##### Data shown

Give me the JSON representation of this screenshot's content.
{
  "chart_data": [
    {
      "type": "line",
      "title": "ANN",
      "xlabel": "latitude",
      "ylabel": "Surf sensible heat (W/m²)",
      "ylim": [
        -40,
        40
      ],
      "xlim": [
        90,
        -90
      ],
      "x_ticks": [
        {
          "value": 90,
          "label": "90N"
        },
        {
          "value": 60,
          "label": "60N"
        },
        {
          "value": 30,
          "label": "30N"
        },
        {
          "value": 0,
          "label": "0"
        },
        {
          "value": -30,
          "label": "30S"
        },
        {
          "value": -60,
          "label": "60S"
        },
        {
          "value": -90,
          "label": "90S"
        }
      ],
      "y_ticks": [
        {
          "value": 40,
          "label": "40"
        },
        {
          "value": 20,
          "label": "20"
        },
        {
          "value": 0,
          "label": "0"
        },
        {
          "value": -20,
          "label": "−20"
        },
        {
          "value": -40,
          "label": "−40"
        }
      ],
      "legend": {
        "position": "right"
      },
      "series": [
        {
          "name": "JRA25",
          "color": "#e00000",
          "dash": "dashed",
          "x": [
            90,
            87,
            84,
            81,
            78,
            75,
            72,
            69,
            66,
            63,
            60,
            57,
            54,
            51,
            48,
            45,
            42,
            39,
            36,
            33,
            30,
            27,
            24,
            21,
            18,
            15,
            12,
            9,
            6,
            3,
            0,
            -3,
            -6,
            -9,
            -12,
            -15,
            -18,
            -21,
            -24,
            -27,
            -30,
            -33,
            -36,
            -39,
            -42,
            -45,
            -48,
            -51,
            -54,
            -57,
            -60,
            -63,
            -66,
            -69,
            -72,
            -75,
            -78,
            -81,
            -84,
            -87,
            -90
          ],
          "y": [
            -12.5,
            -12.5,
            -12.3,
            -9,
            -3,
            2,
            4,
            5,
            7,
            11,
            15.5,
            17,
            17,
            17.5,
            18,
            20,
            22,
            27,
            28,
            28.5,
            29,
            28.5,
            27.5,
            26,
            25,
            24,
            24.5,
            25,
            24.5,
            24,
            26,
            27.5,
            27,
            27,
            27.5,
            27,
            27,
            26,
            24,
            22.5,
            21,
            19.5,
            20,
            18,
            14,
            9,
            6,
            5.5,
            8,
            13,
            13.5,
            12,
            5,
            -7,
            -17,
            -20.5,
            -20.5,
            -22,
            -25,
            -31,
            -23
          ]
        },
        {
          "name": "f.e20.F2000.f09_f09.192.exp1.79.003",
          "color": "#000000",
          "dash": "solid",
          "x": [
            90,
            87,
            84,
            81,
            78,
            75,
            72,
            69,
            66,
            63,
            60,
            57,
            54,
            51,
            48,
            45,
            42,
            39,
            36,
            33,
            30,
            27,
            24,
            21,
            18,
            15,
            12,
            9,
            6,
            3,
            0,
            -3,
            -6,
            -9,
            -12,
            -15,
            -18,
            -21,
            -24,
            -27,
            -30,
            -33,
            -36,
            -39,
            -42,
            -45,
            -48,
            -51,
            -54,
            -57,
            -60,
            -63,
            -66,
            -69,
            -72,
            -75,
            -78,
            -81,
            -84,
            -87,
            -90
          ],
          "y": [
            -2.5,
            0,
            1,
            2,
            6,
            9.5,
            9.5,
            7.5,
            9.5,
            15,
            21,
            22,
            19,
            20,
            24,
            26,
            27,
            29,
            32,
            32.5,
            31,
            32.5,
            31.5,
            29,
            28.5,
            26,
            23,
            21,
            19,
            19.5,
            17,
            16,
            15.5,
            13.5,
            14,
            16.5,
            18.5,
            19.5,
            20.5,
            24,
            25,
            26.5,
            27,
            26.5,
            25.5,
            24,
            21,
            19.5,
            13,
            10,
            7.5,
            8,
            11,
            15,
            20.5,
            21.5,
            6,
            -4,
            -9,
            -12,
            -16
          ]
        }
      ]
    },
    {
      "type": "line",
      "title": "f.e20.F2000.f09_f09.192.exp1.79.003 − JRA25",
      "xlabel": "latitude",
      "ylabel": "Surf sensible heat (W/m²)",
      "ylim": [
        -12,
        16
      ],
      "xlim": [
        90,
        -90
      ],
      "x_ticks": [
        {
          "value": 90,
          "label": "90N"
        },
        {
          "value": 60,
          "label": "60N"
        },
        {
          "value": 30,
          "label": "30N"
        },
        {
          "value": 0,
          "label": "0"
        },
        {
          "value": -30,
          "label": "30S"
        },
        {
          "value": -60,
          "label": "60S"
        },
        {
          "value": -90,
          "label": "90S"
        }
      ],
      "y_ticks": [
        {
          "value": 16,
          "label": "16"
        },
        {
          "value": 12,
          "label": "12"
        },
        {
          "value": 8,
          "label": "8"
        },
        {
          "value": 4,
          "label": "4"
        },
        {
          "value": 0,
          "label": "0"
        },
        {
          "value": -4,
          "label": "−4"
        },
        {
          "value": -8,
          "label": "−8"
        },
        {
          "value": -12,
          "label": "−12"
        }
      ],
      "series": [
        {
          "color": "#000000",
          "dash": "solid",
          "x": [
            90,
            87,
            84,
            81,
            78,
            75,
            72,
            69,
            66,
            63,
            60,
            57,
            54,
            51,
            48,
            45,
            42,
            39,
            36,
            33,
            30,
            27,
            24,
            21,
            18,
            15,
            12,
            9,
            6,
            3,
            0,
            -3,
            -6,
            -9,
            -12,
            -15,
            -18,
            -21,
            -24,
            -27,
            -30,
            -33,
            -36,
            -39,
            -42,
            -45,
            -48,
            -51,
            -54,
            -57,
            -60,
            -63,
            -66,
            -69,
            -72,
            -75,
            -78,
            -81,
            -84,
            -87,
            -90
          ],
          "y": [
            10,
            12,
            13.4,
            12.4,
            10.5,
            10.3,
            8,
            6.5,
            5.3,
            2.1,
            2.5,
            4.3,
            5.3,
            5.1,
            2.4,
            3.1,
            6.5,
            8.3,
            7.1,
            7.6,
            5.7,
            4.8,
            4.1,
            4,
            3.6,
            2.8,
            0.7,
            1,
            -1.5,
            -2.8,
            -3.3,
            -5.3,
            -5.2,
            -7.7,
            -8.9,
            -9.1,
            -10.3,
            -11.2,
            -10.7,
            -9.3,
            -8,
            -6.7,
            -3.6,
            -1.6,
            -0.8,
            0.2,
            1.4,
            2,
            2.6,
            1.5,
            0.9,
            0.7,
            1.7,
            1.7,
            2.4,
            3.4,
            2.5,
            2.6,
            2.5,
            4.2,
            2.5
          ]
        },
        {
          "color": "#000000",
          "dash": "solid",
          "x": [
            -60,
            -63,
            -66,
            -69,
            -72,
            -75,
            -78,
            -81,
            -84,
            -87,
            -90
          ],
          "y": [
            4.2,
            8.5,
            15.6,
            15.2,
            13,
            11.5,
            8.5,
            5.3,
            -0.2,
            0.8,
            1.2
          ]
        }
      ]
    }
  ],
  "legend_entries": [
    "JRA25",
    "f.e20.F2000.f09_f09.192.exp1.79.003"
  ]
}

##########

Every record above should be output exactly.

> **Task solution**
Give me the JSON representation of this screenshot's content.
{
  "chart_data": [
    {
      "type": "line",
      "title": "ANN",
      "xlabel": "latitude",
      "ylabel": "Surf sensible heat (W/m²)",
      "ylim": [
        -40,
        40
      ],
      "xlim": [
        90,
        -90
      ],
      "x_ticks": [
        {
          "value": 90,
          "label": "90N"
        },
        {
          "value": 60,
          "label": "60N"
        },
        {
          "value": 30,
          "label": "30N"
        },
        {
          "value": 0,
          "label": "0"
        },
        {
          "value": -30,
          "label": "30S"
        },
        {
          "value": -60,
          "label": "60S"
        },
        {
          "value": -90,
          "label": "90S"
        }
      ],
      "y_ticks": [
        {
          "value": 40,
          "label": "40"
        },
        {
          "value": 20,
          "label": "20"
        },
        {
          "value": 0,
          "label": "0"
        },
        {
          "value": -20,
          "label": "−20"
        },
        {
          "value": -40,
          "label": "−40"
        }
      ],
      "legend": {
        "position": "right"
      },
      "series": [
        {
          "name": "JRA25",
          "color": "#e00000",
          "dash": "dashed",
          "x": [
            90,
            87,
            84,
            81,
            78,
            75,
            72,
            69,
            66,
            63,
            60,
            57,
            54,
            51,
            48,
            45,
            42,
            39,
            36,
            33,
            30,
            27,
            24,
            21,
            18,
            15,
            12,
            9,
            6,
            3,
            0,
            -3,
            -6,
            -9,
            -12,
            -15,
            -18,
            -21,
            -24,
            -27,
            -30,
            -33,
            -36,
            -39,
            -42,
            -45,
            -48,
            -51,
            -54,
            -57,
            -60,
            -63,
            -66,
            -69,
            -72,
            -75,
            -78,
            -81,
            -84,
            -87,
            -90
          ],
          "y": [
            -12.5,
            -12.5,
            -12.3,
            -9,
            -3,
            2,
            4,
            5,
            7,
            11,
            15.5,
            17,
            17,
            17.5,
            18,
            20,
            22,
            27,
            28,
            28.5,
            29,
            28.5,
            27.5,
            26,
            25,
            24,
            24.5,
            25,
            24.5,
            24,
            26,
            27.5,
            27,
            27,
            27.5,
            27,
            27,
            26,
            24,
            22.5,
            21,
            19.5,
            20,
            18,
            14,
            9,
            6,
            5.5,
            8,
            13,
            13.5,
            12,
            5,
            -7,
            -17,
            -20.5,
            -20.5,
            -22,
            -25,
            -31,
            -23
          ]
        },
        {
          "name": "f.e20.F2000.f09_f09.192.exp1.79.003",
          "color": "#000000",
          "dash": "solid",
          "x": [
            90,
            87,
            84,
            81,
            78,
            75,
            72,
            69,
            66,
            63,
            60,
            57,
            54,
            51,
            48,
            45,
            42,
            39,
            36,
            33,
            30,
            27,
            24,
            21,
            18,
            15,
            12,
            9,
            6,
            3,
            0,
            -3,
            -6,
            -9,
            -12,
            -15,
            -18,
            -21,
            -24,
            -27,
            -30,
            -33,
            -36,
            -39,
            -42,
            -45,
            -48,
            -51,
            -54,
            -57,
            -60,
            -63,
            -66,
            -69,
            -72,
            -75,
            -78,
            -81,
            -84,
            -87,
            -90
          ],
          "y": [
            -2.5,
            0,
            1,
            2,
            6,
            9.5,
            9.5,
            7.5,
            9.5,
            15,
            21,
            22,
            19,
            20,
            24,
            26,
            27,
            29,
            32,
            32.5,
            31,
            32.5,
            31.5,
            29,
            28.5,
            26,
            23,
            21,
            19,
            19.5,
            17,
            16,
            15.5,
            13.5,
            14,
            16.5,
            18.5,
            19.5,
            20.5,
            24,
            25,
            26.5,
            27,
            26.5,
            25.5,
            24,
            21,
            19.5,
            13,
            10,
            7.5,
            8,
            11,
            15,
            20.5,
            21.5,
            6,
            -4,
            -9,
            -12,
            -16
          ]
        }
      ]
    },
    {
      "type": "line",
      "title": "f.e20.F2000.f09_f09.192.exp1.79.003 − JRA25",
      "xlabel": "latitude",
      "ylabel": "Surf sensible heat (W/m²)",
      "ylim": [
        -12,
        16
      ],
      "xlim": [
        90,
        -90
      ],
      "x_ticks": [
        {
          "value": 90,
          "label": "90N"
        },
        {
          "value": 60,
          "label": "60N"
        },
        {
          "value": 30,
          "label": "30N"
        },
        {
          "value": 0,
          "label": "0"
        },
        {
          "value": -30,
          "label": "30S"
        },
        {
          "value": -60,
          "label": "60S"
        },
        {
          "value": -90,
          "label": "90S"
        }
      ],
      "y_ticks": [
        {
          "value": 16,
          "label": "16"
        },
        {
          "value": 12,
          "label": "12"
        },
        {
          "value": 8,
          "label": "8"
        },
        {
          "value": 4,
          "label": "4"
        },
        {
          "value": 0,
          "label": "0"
        },
        {
          "value": -4,
          "label": "−4"
        },
        {
          "value": -8,
          "label": "−8"
        },
        {
          "value": -12,
          "label": "−12"
        }
      ],
      "series": [
        {
          "color": "#000000",
          "dash": "solid",
          "x": [
            90,
            87,
            84,
            81,
            78,
            75,
            72,
            69,
            66,
            63,
            60,
            57,
            54,
            51,
            48,
            45,
            42,
            39,
            36,
            33,
            30,
            27,
            24,
            21,
            18,
            15,
            12,
            9,
            6,
            3,
            0,
            -3,
            -6,
            -9,
            -12,
            -15,
            -18,
            -21,
            -24,
            -27,
            -30,
            -33,
            -36,
            -39,
            -42,
            -45,
            -48,
            -51,
            -54,
            -57,
            -60,
            -63,
            -66,
            -69,
            -72,
            -75,
            -78,
            -81,
            -84,
            -87,
            -90
          ],
          "y": [
            10,
            12,
            13.4,
            12.4,
            10.5,
            10.3,
            8,
            6.5,
            5.3,
            2.1,
            2.5,
            4.3,
            5.3,
            5.1,
            2.4,
            3.1,
            6.5,
            8.3,
            7.1,
            7.6,
            5.7,
            4.8,
            4.1,
            4,
            3.6,
            2.8,
            0.7,
            1,
            -1.5,
            -2.8,
            -3.3,
            -5.3,
            -5.2,
            -7.7,
            -8.9,
            -9.1,
            -10.3,
            -11.2,
            -10.7,
            -9.3,
            -8,
            -6.7,
            -3.6,
            -1.6,
            -0.8,
            0.2,
            1.4,
            2,
            2.6,
            1.5,
            0.9,
            0.7,
            1.7,
            1.7,
            2.4,
            3.4,
            2.5,
            2.6,
            2.5,
            4.2,
            2.5
          ]
        },
        {
          "color": "#000000",
          "dash": "solid",
          "x": [
            -60,
            -63,
            -66,
            -69,
            -72,
            -75,
            -78,
            -81,
            -84,
            -87,
            -90
          ],
          "y": [
            4.2,
            8.5,
            15.6,
            15.2,
            13,
            11.5,
            8.5,
            5.3,
            -0.2,
            0.8,
            1.2
          ]
        }
      ]
    }
  ],
  "legend_entries": [
    "JRA25",
    "f.e20.F2000.f09_f09.192.exp1.79.003"
  ]
}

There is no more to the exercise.